What you need to do:
Locate all lines with the word "如何工作". Copy them.

Records shown:

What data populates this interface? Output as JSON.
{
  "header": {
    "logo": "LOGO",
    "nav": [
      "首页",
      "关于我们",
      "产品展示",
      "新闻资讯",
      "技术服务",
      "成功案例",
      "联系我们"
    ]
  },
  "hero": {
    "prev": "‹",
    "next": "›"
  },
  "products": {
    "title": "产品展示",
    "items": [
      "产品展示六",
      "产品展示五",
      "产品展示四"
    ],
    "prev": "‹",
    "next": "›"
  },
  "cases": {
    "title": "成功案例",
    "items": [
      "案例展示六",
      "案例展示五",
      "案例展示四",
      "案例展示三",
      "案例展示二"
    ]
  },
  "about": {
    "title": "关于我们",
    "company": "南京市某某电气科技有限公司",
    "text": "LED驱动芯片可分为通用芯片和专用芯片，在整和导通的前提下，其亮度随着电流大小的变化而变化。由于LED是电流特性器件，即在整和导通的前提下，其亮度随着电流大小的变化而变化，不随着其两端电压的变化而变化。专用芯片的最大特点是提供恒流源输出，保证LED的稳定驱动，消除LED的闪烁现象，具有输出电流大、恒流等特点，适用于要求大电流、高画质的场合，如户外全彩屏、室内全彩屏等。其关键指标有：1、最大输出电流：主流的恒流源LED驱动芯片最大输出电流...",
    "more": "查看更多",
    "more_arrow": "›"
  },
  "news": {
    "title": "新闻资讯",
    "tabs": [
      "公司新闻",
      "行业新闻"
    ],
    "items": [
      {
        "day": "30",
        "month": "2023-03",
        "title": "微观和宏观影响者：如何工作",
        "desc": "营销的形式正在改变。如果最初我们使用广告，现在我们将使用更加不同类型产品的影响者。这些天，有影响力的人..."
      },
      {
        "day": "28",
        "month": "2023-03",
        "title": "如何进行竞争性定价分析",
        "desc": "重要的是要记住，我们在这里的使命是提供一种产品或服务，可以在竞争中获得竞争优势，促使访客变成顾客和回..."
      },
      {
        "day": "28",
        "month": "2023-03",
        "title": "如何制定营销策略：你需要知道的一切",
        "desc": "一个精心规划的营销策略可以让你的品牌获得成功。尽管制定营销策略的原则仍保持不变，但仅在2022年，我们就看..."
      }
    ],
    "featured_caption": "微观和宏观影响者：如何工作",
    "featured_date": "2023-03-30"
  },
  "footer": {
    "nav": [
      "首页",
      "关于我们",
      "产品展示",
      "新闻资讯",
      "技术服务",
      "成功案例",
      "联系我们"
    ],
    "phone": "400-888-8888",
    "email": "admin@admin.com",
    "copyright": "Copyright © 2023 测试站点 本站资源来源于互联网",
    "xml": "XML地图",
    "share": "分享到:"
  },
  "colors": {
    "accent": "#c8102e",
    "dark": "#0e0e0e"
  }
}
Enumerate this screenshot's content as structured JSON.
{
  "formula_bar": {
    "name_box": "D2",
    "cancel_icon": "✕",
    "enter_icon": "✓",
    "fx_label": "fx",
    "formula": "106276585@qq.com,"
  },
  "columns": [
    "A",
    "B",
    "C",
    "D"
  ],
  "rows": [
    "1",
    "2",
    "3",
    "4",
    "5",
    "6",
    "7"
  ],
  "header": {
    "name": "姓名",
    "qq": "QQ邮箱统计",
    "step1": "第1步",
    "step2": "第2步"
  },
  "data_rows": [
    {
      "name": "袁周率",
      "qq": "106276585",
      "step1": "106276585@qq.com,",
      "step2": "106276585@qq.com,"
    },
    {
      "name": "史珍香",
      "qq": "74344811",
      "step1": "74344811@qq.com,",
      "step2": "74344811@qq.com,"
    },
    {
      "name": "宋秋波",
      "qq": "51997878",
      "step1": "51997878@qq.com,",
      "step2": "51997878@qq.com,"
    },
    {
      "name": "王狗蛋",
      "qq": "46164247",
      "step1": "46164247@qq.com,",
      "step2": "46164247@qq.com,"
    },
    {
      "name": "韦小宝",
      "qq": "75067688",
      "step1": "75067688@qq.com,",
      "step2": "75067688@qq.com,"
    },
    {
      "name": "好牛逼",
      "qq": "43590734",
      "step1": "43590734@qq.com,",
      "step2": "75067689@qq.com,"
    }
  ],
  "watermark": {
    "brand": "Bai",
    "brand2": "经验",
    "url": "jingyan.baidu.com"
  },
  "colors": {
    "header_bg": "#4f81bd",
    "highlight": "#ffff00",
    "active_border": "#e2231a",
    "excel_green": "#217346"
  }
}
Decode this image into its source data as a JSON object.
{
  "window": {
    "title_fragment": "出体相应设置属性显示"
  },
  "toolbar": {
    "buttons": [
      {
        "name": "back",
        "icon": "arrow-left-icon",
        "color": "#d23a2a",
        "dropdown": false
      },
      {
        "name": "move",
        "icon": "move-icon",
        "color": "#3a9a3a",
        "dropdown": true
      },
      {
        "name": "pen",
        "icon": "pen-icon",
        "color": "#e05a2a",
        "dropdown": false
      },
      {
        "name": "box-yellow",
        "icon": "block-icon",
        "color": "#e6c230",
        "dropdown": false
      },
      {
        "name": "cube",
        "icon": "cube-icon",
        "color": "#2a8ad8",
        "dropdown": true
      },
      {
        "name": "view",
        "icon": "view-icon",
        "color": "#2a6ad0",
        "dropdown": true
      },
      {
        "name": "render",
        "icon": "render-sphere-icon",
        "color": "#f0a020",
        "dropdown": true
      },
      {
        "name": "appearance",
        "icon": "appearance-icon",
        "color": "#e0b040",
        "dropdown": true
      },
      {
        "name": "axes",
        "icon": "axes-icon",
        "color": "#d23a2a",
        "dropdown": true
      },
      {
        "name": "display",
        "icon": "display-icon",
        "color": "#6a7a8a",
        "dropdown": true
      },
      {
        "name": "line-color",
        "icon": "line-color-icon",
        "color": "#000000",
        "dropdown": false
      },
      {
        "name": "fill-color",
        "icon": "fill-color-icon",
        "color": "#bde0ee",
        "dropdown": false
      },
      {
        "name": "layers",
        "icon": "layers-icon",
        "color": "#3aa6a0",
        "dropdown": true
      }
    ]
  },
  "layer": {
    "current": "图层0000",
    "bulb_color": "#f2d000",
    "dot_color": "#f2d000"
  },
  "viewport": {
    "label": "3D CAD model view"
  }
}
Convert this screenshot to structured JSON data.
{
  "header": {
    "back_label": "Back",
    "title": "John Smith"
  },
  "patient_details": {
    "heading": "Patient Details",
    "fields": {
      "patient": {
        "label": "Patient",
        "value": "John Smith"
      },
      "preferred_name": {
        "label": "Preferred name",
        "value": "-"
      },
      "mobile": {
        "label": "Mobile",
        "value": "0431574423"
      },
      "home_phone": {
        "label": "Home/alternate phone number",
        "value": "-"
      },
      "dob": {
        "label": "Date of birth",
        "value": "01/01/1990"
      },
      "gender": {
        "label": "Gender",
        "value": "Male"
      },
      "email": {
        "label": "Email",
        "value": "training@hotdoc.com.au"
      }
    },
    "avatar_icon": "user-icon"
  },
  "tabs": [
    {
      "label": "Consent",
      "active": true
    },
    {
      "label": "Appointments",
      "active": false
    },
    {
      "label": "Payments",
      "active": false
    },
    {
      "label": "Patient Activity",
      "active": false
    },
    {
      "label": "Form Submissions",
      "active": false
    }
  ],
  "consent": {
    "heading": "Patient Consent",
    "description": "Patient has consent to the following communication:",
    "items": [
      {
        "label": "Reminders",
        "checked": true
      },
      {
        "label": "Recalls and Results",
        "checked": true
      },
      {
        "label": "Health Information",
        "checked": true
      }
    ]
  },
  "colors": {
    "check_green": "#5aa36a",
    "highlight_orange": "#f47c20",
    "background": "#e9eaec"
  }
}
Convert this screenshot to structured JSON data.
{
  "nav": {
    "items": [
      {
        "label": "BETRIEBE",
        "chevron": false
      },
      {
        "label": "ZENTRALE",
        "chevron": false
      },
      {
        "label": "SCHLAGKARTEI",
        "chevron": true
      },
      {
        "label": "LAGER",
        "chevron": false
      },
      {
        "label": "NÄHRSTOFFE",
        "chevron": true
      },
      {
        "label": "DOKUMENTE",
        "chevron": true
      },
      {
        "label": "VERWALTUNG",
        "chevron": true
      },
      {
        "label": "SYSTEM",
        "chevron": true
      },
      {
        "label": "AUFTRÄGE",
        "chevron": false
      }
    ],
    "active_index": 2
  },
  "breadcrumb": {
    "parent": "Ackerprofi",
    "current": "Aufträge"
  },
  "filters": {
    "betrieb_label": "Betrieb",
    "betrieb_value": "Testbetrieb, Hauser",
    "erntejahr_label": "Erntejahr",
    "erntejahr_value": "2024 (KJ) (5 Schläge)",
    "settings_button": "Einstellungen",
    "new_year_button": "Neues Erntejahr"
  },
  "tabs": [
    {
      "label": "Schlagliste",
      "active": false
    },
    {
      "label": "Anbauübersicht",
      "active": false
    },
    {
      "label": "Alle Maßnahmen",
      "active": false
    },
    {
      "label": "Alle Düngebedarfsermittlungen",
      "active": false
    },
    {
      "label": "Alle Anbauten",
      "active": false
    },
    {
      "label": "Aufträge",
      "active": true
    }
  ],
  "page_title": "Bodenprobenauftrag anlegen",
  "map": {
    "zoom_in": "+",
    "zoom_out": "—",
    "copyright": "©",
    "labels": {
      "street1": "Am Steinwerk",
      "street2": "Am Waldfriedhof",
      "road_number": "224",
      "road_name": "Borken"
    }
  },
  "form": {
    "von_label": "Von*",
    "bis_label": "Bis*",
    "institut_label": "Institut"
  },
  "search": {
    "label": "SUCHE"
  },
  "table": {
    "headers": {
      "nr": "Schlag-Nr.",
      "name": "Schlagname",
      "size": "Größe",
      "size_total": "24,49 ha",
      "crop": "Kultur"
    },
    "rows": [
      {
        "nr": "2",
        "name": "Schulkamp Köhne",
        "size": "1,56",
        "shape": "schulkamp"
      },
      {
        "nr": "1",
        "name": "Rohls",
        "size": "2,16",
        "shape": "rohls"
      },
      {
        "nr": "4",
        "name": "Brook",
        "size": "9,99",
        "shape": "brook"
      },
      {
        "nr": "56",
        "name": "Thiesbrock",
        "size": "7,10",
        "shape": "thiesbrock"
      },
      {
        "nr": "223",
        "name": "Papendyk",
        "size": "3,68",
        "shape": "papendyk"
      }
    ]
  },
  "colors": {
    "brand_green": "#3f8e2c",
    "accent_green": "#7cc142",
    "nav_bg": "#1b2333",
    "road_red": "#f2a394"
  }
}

Answer to this problem:
        "title": "微观和宏观影响者：如何工作",
    "featured_caption": "微观和宏观影响者：如何工作",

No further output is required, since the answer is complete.